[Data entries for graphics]
______
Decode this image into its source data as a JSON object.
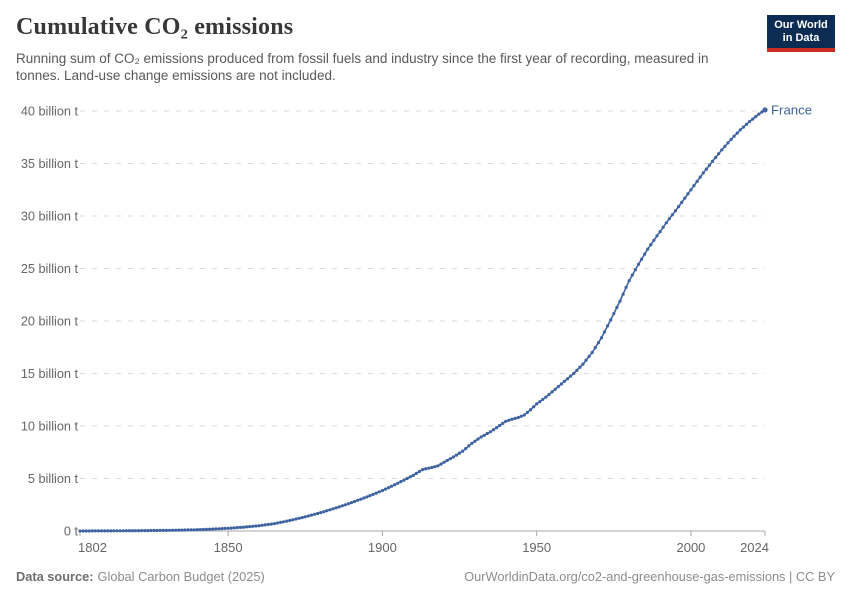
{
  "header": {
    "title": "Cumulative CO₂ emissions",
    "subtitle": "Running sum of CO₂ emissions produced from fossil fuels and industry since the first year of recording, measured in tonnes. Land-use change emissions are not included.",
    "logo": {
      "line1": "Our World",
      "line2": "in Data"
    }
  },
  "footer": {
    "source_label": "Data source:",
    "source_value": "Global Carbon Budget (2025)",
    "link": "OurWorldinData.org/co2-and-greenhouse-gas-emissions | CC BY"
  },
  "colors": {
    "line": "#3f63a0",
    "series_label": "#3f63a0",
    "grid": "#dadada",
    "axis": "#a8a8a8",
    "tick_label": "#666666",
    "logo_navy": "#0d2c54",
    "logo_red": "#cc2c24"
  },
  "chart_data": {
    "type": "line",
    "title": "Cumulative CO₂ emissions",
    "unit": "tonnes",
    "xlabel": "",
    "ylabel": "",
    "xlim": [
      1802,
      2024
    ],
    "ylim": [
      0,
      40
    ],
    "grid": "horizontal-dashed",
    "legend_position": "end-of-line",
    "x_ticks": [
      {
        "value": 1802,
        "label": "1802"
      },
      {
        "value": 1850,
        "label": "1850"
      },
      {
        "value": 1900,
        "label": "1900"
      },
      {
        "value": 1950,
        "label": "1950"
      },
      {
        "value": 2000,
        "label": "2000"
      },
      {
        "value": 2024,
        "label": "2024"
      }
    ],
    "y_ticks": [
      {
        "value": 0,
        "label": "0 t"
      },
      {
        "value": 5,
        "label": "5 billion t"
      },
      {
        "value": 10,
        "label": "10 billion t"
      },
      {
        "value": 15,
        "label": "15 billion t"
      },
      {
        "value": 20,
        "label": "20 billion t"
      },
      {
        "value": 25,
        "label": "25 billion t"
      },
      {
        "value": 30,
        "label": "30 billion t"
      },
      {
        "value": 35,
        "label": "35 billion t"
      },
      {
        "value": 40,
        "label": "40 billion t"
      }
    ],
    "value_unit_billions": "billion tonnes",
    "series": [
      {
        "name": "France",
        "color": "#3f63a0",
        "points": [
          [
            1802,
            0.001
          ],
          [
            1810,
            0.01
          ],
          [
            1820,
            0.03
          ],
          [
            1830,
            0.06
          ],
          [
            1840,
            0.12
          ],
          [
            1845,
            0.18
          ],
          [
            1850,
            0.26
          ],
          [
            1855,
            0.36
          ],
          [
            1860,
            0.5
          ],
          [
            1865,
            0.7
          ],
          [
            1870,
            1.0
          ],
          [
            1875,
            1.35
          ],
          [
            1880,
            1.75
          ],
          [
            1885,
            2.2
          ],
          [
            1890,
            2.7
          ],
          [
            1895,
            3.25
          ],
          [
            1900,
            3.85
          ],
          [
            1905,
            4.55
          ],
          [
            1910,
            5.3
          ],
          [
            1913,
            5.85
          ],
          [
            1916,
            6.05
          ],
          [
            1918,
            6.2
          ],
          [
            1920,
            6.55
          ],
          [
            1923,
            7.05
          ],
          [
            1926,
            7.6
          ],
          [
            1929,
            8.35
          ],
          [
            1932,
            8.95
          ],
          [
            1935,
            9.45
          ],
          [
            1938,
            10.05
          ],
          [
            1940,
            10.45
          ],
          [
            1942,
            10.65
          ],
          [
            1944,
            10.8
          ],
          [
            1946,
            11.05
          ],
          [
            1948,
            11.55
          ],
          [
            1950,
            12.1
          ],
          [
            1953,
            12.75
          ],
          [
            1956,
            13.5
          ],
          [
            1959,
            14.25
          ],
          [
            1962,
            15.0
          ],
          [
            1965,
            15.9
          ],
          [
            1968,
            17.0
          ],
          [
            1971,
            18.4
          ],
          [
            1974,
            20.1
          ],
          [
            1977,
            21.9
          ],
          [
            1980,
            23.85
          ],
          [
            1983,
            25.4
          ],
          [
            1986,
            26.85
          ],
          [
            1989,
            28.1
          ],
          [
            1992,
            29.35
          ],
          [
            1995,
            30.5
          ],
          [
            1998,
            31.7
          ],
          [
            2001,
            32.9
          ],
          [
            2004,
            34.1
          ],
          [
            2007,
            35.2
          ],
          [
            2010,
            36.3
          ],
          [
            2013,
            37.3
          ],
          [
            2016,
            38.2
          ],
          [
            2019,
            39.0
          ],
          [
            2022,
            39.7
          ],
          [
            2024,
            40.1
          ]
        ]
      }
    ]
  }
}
______
## [TASK OBJECTIVE]
Quote all the records verbatim, dropping any pictures from your copy.

## [ANSWER]
Decode this image into its source data as a JSON object.
{
  "header": {
    "title": "Cumulative CO₂ emissions",
    "subtitle": "Running sum of CO₂ emissions produced from fossil fuels and industry since the first year of recording, measured in tonnes. Land-use change emissions are not included.",
    "logo": {
      "line1": "Our World",
      "line2": "in Data"
    }
  },
  "footer": {
    "source_label": "Data source:",
    "source_value": "Global Carbon Budget (2025)",
    "link": "OurWorldinData.org/co2-and-greenhouse-gas-emissions | CC BY"
  },
  "colors": {
    "line": "#3f63a0",
    "series_label": "#3f63a0",
    "grid": "#dadada",
    "axis": "#a8a8a8",
    "tick_label": "#666666",
    "logo_navy": "#0d2c54",
    "logo_red": "#cc2c24"
  },
  "chart_data": {
    "type": "line",
    "title": "Cumulative CO₂ emissions",
    "unit": "tonnes",
    "xlabel": "",
    "ylabel": "",
    "xlim": [
      1802,
      2024
    ],
    "ylim": [
      0,
      40
    ],
    "grid": "horizontal-dashed",
    "legend_position": "end-of-line",
    "x_ticks": [
      {
        "value": 1802,
        "label": "1802"
      },
      {
        "value": 1850,
        "label": "1850"
      },
      {
        "value": 1900,
        "label": "1900"
      },
      {
        "value": 1950,
        "label": "1950"
      },
      {
        "value": 2000,
        "label": "2000"
      },
      {
        "value": 2024,
        "label": "2024"
      }
    ],
    "y_ticks": [
      {
        "value": 0,
        "label": "0 t"
      },
      {
        "value": 5,
        "label": "5 billion t"
      },
      {
        "value": 10,
        "label": "10 billion t"
      },
      {
        "value": 15,
        "label": "15 billion t"
      },
      {
        "value": 20,
        "label": "20 billion t"
      },
      {
        "value": 25,
        "label": "25 billion t"
      },
      {
        "value": 30,
        "label": "30 billion t"
      },
      {
        "value": 35,
        "label": "35 billion t"
      },
      {
        "value": 40,
        "label": "40 billion t"
      }
    ],
    "value_unit_billions": "billion tonnes",
    "series": [
      {
        "name": "France",
        "color": "#3f63a0",
        "points": [
          [
            1802,
            0.001
          ],
          [
            1810,
            0.01
          ],
          [
            1820,
            0.03
          ],
          [
            1830,
            0.06
          ],
          [
            1840,
            0.12
          ],
          [
            1845,
            0.18
          ],
          [
            1850,
            0.26
          ],
          [
            1855,
            0.36
          ],
          [
            1860,
            0.5
          ],
          [
            1865,
            0.7
          ],
          [
            1870,
            1.0
          ],
          [
            1875,
            1.35
          ],
          [
            1880,
            1.75
          ],
          [
            1885,
            2.2
          ],
          [
            1890,
            2.7
          ],
          [
            1895,
            3.25
          ],
          [
            1900,
            3.85
          ],
          [
            1905,
            4.55
          ],
          [
            1910,
            5.3
          ],
          [
            1913,
            5.85
          ],
          [
            1916,
            6.05
          ],
          [
            1918,
            6.2
          ],
          [
            1920,
            6.55
          ],
          [
            1923,
            7.05
          ],
          [
            1926,
            7.6
          ],
          [
            1929,
            8.35
          ],
          [
            1932,
            8.95
          ],
          [
            1935,
            9.45
          ],
          [
            1938,
            10.05
          ],
          [
            1940,
            10.45
          ],
          [
            1942,
            10.65
          ],
          [
            1944,
            10.8
          ],
          [
            1946,
            11.05
          ],
          [
            1948,
            11.55
          ],
          [
            1950,
            12.1
          ],
          [
            1953,
            12.75
          ],
          [
            1956,
            13.5
          ],
          [
            1959,
            14.25
          ],
          [
            1962,
            15.0
          ],
          [
            1965,
            15.9
          ],
          [
            1968,
            17.0
          ],
          [
            1971,
            18.4
          ],
          [
            1974,
            20.1
          ],
          [
            1977,
            21.9
          ],
          [
            1980,
            23.85
          ],
          [
            1983,
            25.4
          ],
          [
            1986,
            26.85
          ],
          [
            1989,
            28.1
          ],
          [
            1992,
            29.35
          ],
          [
            1995,
            30.5
          ],
          [
            1998,
            31.7
          ],
          [
            2001,
            32.9
          ],
          [
            2004,
            34.1
          ],
          [
            2007,
            35.2
          ],
          [
            2010,
            36.3
          ],
          [
            2013,
            37.3
          ],
          [
            2016,
            38.2
          ],
          [
            2019,
            39.0
          ],
          [
            2022,
            39.7
          ],
          [
            2024,
            40.1
          ]
        ]
      }
    ]
  }
}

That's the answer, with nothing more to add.